> _Dokumen_:
--------------------------------
Lantas, apa solusi yang dapat kita lakukan untuk beralih ke sistem pertanian organik secara utuh? Ada satu saran yang saya anggap mampu menggerakkan hati kita untuk mendapatkan lahan organik yang mampu memenuhi kebutuhan pangan kita sendiri, yaitu dengan Pertanian Subsisten.

Pertanian Subsisten 


Mungkin bagi mahasiswa pertanian seperti saya sudah sering mendengarkan "Pertanian Subsisten" di dalam mata kuliah Pengantar Ilmu Pertanian. Pertanian subsisten secara rinci dapat diartikan sebagai suatu usaha bercocok tanam yang mengolah suatu lahan secara mandiri dan mengkonsumsi hasil pertanian secara individu atau kelompok juga. Di dalam sistem pertanian subsisten, pelaku yang mengolah lahan adalah individu ataupun anggota keluarga, dan hasil pertaniannya tidak diperjual belikan atau dengan kata lain hanya dikonsumsi oleh keluarga itu sendiri. Dengan pertanian subsisten dapat disisipkan dengan sistem organik, para keluarga kecil dapat menanam di pekarangan rumah, ataupun di atap rumah dengan memanfaatkan lahan yang terbatas dengan mengaplikasikan teknologi sederhana seperti sistem vertikultur.
--------------------------------
> _Data Tercatat_:
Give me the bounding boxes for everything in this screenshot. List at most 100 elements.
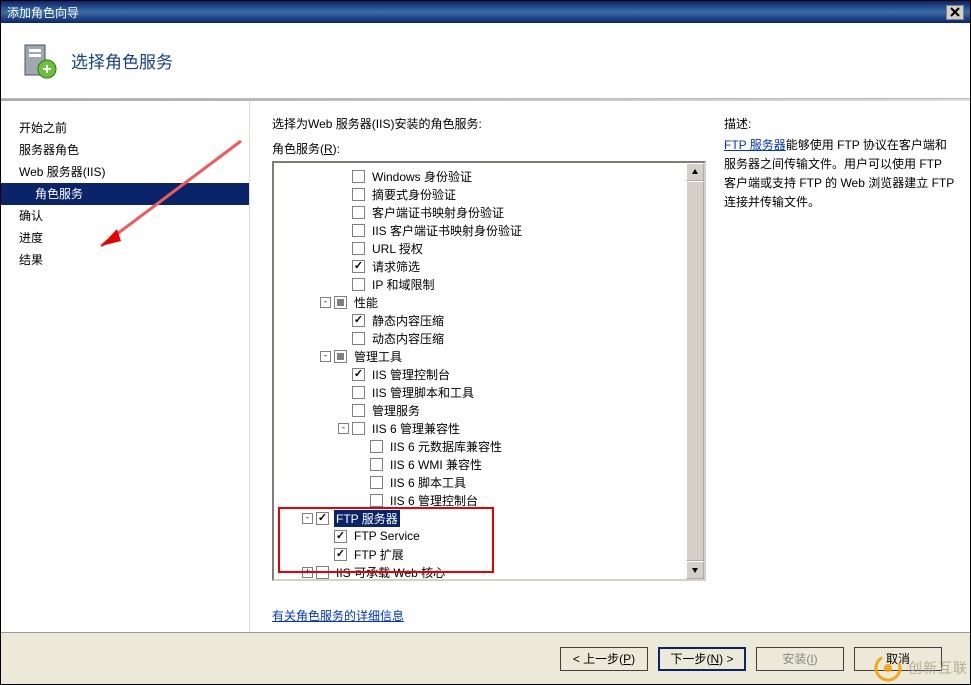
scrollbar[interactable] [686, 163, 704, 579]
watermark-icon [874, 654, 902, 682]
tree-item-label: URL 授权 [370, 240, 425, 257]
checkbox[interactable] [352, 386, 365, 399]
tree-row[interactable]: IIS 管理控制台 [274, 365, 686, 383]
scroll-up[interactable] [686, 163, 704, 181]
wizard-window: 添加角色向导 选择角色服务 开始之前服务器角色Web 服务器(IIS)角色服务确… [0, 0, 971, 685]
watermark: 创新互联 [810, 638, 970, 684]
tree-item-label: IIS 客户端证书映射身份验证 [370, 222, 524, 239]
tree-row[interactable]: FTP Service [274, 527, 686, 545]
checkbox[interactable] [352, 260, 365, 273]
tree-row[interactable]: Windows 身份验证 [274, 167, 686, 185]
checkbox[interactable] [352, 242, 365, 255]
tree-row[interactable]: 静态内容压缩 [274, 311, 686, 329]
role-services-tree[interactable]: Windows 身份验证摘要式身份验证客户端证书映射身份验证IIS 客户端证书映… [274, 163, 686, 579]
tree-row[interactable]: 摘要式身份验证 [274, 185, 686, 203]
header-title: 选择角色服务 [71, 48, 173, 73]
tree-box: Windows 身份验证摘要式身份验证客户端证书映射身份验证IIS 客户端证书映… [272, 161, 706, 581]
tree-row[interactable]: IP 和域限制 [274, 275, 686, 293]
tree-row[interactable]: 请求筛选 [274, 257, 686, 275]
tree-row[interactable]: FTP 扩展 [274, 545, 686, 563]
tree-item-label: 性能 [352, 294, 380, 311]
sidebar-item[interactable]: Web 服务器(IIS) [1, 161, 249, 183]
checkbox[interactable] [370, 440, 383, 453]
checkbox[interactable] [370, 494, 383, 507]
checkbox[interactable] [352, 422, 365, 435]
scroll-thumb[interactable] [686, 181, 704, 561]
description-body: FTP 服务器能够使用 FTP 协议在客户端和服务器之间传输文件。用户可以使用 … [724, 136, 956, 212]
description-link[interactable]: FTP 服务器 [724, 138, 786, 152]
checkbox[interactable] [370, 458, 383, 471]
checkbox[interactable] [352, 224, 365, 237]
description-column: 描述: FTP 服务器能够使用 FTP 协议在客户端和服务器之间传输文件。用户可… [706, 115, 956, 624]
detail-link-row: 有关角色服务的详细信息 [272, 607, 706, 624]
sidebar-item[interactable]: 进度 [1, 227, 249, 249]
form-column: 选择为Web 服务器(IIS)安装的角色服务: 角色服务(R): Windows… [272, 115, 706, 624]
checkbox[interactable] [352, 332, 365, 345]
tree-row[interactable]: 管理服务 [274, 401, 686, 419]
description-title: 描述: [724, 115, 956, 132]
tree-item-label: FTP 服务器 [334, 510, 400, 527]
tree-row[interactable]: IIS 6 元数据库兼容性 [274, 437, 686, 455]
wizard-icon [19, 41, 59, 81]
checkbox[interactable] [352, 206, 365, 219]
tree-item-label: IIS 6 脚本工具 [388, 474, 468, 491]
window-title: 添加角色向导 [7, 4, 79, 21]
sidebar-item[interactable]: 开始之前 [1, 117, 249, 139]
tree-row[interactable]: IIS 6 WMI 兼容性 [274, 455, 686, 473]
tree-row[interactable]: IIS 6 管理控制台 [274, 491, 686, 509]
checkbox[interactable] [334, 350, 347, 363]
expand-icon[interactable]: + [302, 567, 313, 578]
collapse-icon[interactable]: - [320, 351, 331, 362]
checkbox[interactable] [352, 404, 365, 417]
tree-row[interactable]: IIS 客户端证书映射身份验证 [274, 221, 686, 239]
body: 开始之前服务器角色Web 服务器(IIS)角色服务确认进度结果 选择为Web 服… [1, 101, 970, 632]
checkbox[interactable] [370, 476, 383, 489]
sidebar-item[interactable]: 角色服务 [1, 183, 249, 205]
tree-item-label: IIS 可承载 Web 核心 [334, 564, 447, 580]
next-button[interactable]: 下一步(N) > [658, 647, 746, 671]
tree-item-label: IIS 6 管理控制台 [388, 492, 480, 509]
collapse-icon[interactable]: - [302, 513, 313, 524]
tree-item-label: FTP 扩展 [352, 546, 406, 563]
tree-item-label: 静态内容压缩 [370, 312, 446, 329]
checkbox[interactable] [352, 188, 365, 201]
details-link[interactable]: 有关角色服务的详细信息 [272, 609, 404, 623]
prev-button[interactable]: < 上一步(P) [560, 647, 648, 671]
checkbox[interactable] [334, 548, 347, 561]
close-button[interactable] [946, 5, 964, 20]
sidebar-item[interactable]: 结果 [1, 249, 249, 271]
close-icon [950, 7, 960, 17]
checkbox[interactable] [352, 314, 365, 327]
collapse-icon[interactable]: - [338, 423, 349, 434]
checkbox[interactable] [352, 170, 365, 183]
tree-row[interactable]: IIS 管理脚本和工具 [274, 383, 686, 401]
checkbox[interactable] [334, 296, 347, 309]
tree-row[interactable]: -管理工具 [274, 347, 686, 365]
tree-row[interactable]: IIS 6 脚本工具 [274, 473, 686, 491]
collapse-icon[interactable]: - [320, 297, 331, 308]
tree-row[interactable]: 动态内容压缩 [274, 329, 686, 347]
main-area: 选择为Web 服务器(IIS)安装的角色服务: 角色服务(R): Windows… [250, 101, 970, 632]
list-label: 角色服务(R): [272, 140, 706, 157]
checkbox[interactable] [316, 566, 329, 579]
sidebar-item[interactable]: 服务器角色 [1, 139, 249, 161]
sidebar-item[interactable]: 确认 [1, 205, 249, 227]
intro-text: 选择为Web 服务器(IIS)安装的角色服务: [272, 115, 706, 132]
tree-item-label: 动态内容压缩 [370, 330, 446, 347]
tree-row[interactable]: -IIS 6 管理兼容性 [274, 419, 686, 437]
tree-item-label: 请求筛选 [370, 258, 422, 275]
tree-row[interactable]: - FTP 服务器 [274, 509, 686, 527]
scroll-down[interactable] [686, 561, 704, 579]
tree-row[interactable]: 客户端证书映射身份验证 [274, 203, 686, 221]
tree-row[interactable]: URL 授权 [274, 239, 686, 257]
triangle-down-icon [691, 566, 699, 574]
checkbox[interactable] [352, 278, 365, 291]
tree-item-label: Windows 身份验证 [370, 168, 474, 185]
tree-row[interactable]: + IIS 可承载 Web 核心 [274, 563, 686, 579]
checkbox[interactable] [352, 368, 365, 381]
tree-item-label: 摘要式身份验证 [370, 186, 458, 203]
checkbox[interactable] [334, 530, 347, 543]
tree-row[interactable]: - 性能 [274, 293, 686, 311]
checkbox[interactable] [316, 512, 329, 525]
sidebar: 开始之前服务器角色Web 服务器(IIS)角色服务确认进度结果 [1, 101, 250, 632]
--------------------------------
> _Daftar Tugas_:
1. Tuliskan ulang teks tentang pertanian subsisten mulai dari "Lantas, apa solusi" sampai dengan "dengan Pertanian Subsisten.".
2. Jawab pertanyaan berikut berdasarkan teks tentang pertanian subsisten.
(a) Saran apa yang diajukan untuk beralih ke sistem pertanian organik secara utuh?
(b) Dalam mata kuliah apa mahasiswa pertanian sering mendengar istilah "Pertanian Subsisten"?
(c) Teknologi sederhana apa yang disebut untuk memanfaatkan lahan yang terbatas?
3. Bagaimana lanjutan teks tentang pertanian subsisten setelah kalimat terakhirnya? Tuliskan bagian berikutnya.
Listing tersebut merupakan bahan tersendiri yang terpisah dari teks tentang pertanian subsisten.

> _Jawaban Tiap Tugas_:
1.
Lantas, apa solusi yang dapat kita lakukan untuk beralih ke sistem pertanian organik secara utuh? Ada satu saran yang saya anggap mampu menggerakkan hati kita untuk mendapatkan lahan organik yang mampu memenuhi kebutuhan pangan kita sendiri, yaitu dengan Pertanian Subsisten.

2.
(a) Pertanian Subsisten.
(b) Pengantar Ilmu Pertanian.
(c) Sistem vertikultur.

3.
Pertanian subsisten yang disisipkan dengan sistem pertanian organik merupakan jawaban atas permasalahan yang ditimbulkan pertanian konvesional selama ini. Di sejumlah negara maju, telah mulai menanam diatas atap dengan sejumlah teknologi dan penerapan sistem pertanian organik, namun kebanyakan dari mereka masih mengkomersilkan hasil komoditi pertaniannya. Hal tersebut boleh saja dilakukan, namun alangkah baiknya jika untuk pemenuhan kebutuhan sehari-harinya diperoleh dari pertanian subsisten tersebut.

Alam telah memberikan pertanda bahwa usianya semakin tua, dan ia perlu diberi tindakan yaitu
 "peremajaan". Kita adalah penghuni bumi. Jika bukan kita, siapa lagi yang akan memperhatikan bumi?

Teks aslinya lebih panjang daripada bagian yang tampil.